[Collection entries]
..............................
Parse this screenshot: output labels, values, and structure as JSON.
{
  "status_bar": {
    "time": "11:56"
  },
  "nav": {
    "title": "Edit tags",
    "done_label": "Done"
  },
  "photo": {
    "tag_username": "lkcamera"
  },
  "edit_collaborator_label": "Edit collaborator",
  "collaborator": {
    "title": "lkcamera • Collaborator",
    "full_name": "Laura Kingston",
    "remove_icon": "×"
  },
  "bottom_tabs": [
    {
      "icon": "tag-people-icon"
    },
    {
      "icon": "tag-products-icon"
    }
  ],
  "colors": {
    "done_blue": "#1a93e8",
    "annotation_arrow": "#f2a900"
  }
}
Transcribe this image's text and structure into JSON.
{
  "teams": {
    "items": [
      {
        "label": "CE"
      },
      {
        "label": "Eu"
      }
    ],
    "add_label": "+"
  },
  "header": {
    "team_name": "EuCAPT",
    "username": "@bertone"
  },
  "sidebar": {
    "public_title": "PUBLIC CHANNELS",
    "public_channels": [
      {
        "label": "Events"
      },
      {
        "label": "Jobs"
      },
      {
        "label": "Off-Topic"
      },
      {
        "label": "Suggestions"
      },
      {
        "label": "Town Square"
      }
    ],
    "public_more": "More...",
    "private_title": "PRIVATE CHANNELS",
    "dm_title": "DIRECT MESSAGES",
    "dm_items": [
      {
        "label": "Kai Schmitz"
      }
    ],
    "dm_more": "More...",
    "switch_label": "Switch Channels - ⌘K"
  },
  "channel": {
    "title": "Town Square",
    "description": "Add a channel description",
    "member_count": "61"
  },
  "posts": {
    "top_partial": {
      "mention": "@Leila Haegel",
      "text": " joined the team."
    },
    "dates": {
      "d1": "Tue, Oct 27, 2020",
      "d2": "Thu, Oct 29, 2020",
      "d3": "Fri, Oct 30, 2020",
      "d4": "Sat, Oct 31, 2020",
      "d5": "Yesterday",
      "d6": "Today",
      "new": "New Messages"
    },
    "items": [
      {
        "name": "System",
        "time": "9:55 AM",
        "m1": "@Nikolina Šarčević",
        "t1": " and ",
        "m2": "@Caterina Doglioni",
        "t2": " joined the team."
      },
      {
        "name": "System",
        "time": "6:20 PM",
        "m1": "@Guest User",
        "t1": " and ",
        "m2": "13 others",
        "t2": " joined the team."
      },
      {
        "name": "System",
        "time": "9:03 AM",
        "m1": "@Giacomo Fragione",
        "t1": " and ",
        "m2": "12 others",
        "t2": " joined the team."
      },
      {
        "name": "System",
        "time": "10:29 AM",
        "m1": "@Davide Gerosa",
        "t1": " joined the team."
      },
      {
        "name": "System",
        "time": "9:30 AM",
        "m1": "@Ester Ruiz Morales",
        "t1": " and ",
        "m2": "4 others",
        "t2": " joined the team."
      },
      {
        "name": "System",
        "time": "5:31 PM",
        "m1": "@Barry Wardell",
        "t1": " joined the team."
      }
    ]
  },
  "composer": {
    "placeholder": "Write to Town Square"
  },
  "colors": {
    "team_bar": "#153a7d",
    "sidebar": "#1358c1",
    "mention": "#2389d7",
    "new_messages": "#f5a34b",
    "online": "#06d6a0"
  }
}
..............................
What is asked
Return the listing above in full, character for character.

Result below
Parse this screenshot: output labels, values, and structure as JSON.
{
  "status_bar": {
    "time": "11:56"
  },
  "nav": {
    "title": "Edit tags",
    "done_label": "Done"
  },
  "photo": {
    "tag_username": "lkcamera"
  },
  "edit_collaborator_label": "Edit collaborator",
  "collaborator": {
    "title": "lkcamera • Collaborator",
    "full_name": "Laura Kingston",
    "remove_icon": "×"
  },
  "bottom_tabs": [
    {
      "icon": "tag-people-icon"
    },
    {
      "icon": "tag-products-icon"
    }
  ],
  "colors": {
    "done_blue": "#1a93e8",
    "annotation_arrow": "#f2a900"
  }
}
Transcribe this image's text and structure into JSON.
{
  "teams": {
    "items": [
      {
        "label": "CE"
      },
      {
        "label": "Eu"
      }
    ],
    "add_label": "+"
  },
  "header": {
    "team_name": "EuCAPT",
    "username": "@bertone"
  },
  "sidebar": {
    "public_title": "PUBLIC CHANNELS",
    "public_channels": [
      {
        "label": "Events"
      },
      {
        "label": "Jobs"
      },
      {
        "label": "Off-Topic"
      },
      {
        "label": "Suggestions"
      },
      {
        "label": "Town Square"
      }
    ],
    "public_more": "More...",
    "private_title": "PRIVATE CHANNELS",
    "dm_title": "DIRECT MESSAGES",
    "dm_items": [
      {
        "label": "Kai Schmitz"
      }
    ],
    "dm_more": "More...",
    "switch_label": "Switch Channels - ⌘K"
  },
  "channel": {
    "title": "Town Square",
    "description": "Add a channel description",
    "member_count": "61"
  },
  "posts": {
    "top_partial": {
      "mention": "@Leila Haegel",
      "text": " joined the team."
    },
    "dates": {
      "d1": "Tue, Oct 27, 2020",
      "d2": "Thu, Oct 29, 2020",
      "d3": "Fri, Oct 30, 2020",
      "d4": "Sat, Oct 31, 2020",
      "d5": "Yesterday",
      "d6": "Today",
      "new": "New Messages"
    },
    "items": [
      {
        "name": "System",
        "time": "9:55 AM",
        "m1": "@Nikolina Šarčević",
        "t1": " and ",
        "m2": "@Caterina Doglioni",
        "t2": " joined the team."
      },
      {
        "name": "System",
        "time": "6:20 PM",
        "m1": "@Guest User",
        "t1": " and ",
        "m2": "13 others",
        "t2": " joined the team."
      },
      {
        "name": "System",
        "time": "9:03 AM",
        "m1": "@Giacomo Fragione",
        "t1": " and ",
        "m2": "12 others",
        "t2": " joined the team."
      },
      {
        "name": "System",
        "time": "10:29 AM",
        "m1": "@Davide Gerosa",
        "t1": " joined the team."
      },
      {
        "name": "System",
        "time": "9:30 AM",
        "m1": "@Ester Ruiz Morales",
        "t1": " and ",
        "m2": "4 others",
        "t2": " joined the team."
      },
      {
        "name": "System",
        "time": "5:31 PM",
        "m1": "@Barry Wardell",
        "t1": " joined the team."
      }
    ]
  },
  "composer": {
    "placeholder": "Write to Town Square"
  },
  "colors": {
    "team_bar": "#153a7d",
    "sidebar": "#1358c1",
    "mention": "#2389d7",
    "new_messages": "#f5a34b",
    "online": "#06d6a0"
  }
}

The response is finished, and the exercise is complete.